* **WHAT TO DO**: Retype each line of the material exactly, please, skipping any picture in it.

* **GIVEN RECORDS**:
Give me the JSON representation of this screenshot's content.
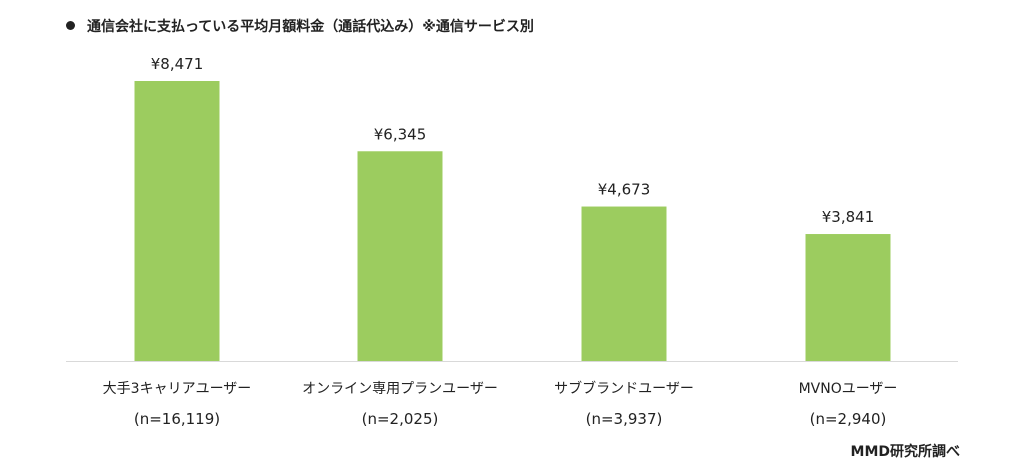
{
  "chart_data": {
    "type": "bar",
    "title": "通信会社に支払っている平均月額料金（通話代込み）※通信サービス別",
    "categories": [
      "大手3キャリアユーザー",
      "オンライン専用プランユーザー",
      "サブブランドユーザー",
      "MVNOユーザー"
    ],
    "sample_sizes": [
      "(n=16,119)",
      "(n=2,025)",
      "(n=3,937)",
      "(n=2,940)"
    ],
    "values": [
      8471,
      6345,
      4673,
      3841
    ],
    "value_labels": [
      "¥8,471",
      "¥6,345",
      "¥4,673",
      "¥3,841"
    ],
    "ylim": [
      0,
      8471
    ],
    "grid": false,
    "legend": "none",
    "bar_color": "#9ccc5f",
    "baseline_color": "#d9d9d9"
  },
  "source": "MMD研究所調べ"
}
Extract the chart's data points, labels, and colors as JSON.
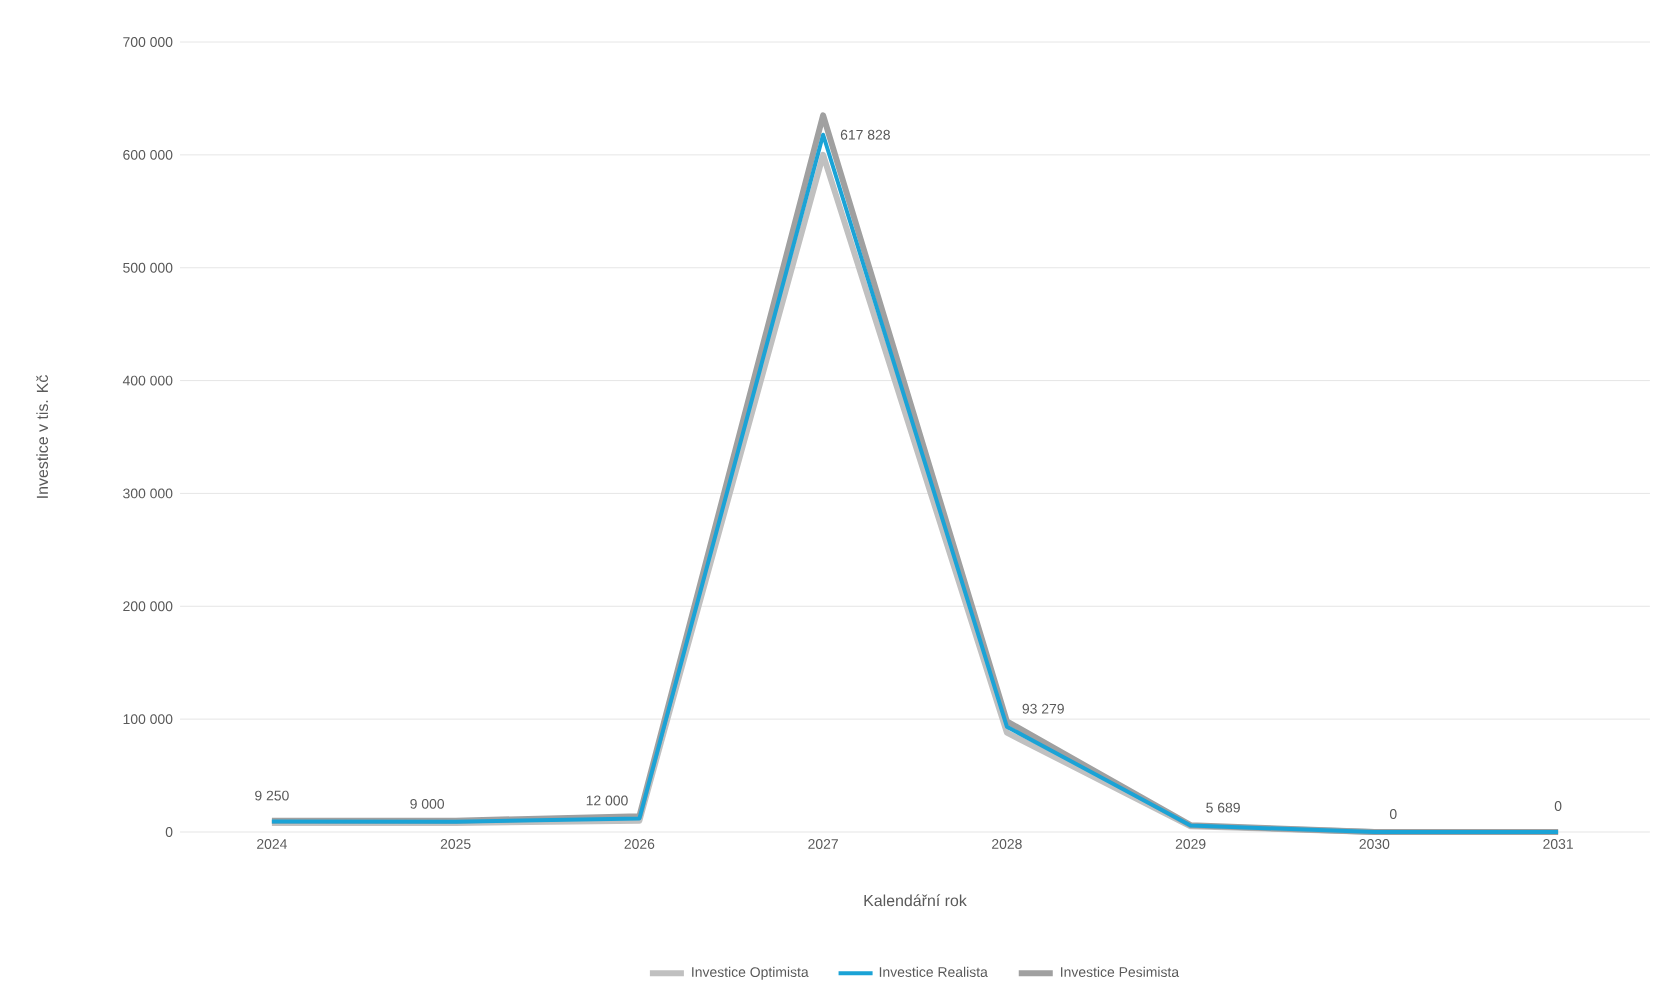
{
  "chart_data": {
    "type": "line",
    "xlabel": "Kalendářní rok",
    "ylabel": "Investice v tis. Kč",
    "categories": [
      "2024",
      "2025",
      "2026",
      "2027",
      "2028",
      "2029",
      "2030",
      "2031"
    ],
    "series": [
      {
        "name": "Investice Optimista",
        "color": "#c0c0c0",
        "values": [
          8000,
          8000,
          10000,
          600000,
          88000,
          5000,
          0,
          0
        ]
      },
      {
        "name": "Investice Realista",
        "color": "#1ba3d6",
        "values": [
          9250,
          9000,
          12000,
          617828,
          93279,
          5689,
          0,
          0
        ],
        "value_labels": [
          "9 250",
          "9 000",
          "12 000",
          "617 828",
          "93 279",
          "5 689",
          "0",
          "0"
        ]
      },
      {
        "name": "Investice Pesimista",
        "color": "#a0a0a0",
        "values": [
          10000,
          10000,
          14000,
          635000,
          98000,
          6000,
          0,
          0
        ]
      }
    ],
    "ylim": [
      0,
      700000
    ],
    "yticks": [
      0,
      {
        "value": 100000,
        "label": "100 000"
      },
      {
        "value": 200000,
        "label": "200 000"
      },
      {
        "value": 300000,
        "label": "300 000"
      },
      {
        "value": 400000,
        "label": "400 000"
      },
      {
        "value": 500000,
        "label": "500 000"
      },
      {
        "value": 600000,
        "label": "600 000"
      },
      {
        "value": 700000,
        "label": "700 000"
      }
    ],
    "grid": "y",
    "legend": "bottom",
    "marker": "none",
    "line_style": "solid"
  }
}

* **RESULT FOR THIS TASK**:
Give me the JSON representation of this screenshot's content.
{
  "chart_data": {
    "type": "bar",
    "title": "通信会社に支払っている平均月額料金（通話代込み）※通信サービス別",
    "categories": [
      "大手3キャリアユーザー",
      "オンライン専用プランユーザー",
      "サブブランドユーザー",
      "MVNOユーザー"
    ],
    "sample_sizes": [
      "(n=16,119)",
      "(n=2,025)",
      "(n=3,937)",
      "(n=2,940)"
    ],
    "values": [
      8471,
      6345,
      4673,
      3841
    ],
    "value_labels": [
      "¥8,471",
      "¥6,345",
      "¥4,673",
      "¥3,841"
    ],
    "ylim": [
      0,
      8471
    ],
    "grid": false,
    "legend": "none",
    "bar_color": "#9ccc5f",
    "baseline_color": "#d9d9d9"
  },
  "source": "MMD研究所調べ"
}
Extract the chart's data points, labels, and colors as JSON.
{
  "chart_data": {
    "type": "line",
    "xlabel": "Kalendářní rok",
    "ylabel": "Investice v tis. Kč",
    "categories": [
      "2024",
      "2025",
      "2026",
      "2027",
      "2028",
      "2029",
      "2030",
      "2031"
    ],
    "series": [
      {
        "name": "Investice Optimista",
        "color": "#c0c0c0",
        "values": [
          8000,
          8000,
          10000,
          600000,
          88000,
          5000,
          0,
          0
        ]
      },
      {
        "name": "Investice Realista",
        "color": "#1ba3d6",
        "values": [
          9250,
          9000,
          12000,
          617828,
          93279,
          5689,
          0,
          0
        ],
        "value_labels": [
          "9 250",
          "9 000",
          "12 000",
          "617 828",
          "93 279",
          "5 689",
          "0",
          "0"
        ]
      },
      {
        "name": "Investice Pesimista",
        "color": "#a0a0a0",
        "values": [
          10000,
          10000,
          14000,
          635000,
          98000,
          6000,
          0,
          0
        ]
      }
    ],
    "ylim": [
      0,
      700000
    ],
    "yticks": [
      0,
      {
        "value": 100000,
        "label": "100 000"
      },
      {
        "value": 200000,
        "label": "200 000"
      },
      {
        "value": 300000,
        "label": "300 000"
      },
      {
        "value": 400000,
        "label": "400 000"
      },
      {
        "value": 500000,
        "label": "500 000"
      },
      {
        "value": 600000,
        "label": "600 000"
      },
      {
        "value": 700000,
        "label": "700 000"
      }
    ],
    "grid": "y",
    "legend": "bottom",
    "marker": "none",
    "line_style": "solid"
  }
}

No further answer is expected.